§ Exercise objective
Reproduce the rows below word for word, from the first row through the row containing "374, 110, 391]", including both ends.

§ Material
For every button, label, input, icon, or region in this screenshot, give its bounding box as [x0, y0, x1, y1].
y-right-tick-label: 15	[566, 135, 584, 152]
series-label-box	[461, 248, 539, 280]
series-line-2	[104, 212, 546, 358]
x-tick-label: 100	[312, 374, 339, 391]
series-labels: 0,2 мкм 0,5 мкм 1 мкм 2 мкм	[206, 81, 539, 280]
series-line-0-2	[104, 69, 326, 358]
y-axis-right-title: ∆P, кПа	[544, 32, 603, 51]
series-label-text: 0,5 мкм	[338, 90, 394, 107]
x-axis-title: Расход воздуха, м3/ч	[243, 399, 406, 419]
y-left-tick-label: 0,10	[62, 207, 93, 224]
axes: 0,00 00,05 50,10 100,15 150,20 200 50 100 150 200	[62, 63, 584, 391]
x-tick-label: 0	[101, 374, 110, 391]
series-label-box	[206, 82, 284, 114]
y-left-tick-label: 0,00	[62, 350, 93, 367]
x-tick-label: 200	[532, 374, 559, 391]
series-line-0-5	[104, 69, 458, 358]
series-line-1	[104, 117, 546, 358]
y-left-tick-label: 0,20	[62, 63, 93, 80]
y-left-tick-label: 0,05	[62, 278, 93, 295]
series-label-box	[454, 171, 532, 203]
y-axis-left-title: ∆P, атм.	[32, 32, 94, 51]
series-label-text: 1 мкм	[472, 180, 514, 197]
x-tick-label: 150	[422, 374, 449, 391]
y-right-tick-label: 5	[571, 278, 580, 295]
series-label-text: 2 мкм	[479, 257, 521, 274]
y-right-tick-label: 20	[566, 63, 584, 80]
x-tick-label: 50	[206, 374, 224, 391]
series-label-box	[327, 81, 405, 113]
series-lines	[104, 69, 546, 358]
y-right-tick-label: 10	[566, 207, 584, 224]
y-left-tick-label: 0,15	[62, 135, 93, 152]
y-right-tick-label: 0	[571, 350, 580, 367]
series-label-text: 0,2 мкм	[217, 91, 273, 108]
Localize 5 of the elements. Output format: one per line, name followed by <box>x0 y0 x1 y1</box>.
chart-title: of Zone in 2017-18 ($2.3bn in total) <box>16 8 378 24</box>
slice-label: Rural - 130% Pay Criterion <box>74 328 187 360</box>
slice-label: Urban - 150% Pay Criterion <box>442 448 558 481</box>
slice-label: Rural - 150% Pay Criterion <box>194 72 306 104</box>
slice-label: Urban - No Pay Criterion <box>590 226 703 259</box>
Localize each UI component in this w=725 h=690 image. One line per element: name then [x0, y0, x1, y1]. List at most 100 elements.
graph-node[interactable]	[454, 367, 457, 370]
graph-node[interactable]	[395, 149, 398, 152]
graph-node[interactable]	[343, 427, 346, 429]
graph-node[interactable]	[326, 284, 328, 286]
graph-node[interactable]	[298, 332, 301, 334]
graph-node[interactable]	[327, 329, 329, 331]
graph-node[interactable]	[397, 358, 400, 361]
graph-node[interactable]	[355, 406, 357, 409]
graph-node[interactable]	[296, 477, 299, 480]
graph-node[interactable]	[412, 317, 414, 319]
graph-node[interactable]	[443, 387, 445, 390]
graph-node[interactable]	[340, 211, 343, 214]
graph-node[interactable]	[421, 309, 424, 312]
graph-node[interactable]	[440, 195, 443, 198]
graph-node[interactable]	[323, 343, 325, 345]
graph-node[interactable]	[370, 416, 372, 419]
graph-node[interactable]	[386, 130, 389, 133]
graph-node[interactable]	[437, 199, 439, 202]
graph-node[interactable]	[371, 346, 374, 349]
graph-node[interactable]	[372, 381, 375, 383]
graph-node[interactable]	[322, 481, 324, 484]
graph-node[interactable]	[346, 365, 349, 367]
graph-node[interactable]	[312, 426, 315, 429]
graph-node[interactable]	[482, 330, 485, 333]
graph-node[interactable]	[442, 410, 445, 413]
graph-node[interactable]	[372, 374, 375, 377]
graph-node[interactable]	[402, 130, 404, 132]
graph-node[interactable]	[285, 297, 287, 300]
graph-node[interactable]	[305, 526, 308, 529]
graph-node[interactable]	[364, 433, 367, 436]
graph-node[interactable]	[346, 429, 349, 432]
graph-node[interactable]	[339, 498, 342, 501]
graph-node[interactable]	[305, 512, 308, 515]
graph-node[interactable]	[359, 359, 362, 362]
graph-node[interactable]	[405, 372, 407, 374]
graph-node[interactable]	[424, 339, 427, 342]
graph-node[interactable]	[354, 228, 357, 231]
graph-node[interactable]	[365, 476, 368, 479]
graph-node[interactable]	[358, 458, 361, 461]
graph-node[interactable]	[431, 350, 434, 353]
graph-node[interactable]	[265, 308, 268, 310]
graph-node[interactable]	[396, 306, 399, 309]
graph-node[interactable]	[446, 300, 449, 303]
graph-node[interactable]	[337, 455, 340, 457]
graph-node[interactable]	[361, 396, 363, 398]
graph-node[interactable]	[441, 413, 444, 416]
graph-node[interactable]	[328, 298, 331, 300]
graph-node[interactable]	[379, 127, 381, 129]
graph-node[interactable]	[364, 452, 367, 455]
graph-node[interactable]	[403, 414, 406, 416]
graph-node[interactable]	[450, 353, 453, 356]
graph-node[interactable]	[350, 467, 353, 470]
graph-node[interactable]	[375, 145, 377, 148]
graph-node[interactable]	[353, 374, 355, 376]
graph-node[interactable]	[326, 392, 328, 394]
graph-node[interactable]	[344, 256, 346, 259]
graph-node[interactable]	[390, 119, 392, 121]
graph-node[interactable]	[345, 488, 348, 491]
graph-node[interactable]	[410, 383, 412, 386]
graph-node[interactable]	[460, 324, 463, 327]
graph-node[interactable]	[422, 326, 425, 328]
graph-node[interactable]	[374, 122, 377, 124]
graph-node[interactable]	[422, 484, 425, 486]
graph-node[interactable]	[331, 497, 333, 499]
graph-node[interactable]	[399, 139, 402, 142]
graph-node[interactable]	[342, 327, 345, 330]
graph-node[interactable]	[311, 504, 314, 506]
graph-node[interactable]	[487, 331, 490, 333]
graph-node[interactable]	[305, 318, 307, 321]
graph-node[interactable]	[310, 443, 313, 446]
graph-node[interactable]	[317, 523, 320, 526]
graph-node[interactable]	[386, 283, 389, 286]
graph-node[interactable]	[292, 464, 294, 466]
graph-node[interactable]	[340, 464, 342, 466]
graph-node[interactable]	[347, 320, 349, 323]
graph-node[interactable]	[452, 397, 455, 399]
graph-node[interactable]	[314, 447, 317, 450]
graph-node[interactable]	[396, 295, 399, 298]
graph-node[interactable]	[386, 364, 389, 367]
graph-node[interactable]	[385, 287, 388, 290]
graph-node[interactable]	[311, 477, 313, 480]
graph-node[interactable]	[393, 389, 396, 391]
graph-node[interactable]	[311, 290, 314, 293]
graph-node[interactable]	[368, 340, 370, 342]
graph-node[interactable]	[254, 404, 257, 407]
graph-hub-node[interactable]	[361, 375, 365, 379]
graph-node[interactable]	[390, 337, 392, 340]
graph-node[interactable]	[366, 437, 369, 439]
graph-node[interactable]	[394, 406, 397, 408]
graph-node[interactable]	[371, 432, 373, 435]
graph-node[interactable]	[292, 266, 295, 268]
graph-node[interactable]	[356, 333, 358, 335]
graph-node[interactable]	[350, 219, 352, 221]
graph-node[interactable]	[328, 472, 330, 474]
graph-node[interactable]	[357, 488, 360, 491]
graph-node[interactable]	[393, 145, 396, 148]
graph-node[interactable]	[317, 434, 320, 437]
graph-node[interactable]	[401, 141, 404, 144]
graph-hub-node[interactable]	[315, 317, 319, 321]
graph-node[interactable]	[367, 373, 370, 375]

§ Solved exercise
For every button, label, input, icon, or region in this screenshot, give its bounding box as [x0, y0, x1, y1].
y-right-tick-label: 15	[566, 135, 584, 152]
series-label-box	[461, 248, 539, 280]
series-line-2	[104, 212, 546, 358]
x-tick-label: 100	[312, 374, 339, 391]
series-labels: 0,2 мкм 0,5 мкм 1 мкм 2 мкм	[206, 81, 539, 280]
series-line-0-2	[104, 69, 326, 358]
y-axis-right-title: ∆P, кПа	[544, 32, 603, 51]
series-label-text: 0,5 мкм	[338, 90, 394, 107]
x-axis-title: Расход воздуха, м3/ч	[243, 399, 406, 419]
y-left-tick-label: 0,10	[62, 207, 93, 224]
axes: 0,00 00,05 50,10 100,15 150,20 200 50 100 150 200	[62, 63, 584, 391]
x-tick-label: 0	[101, 374, 110, 391]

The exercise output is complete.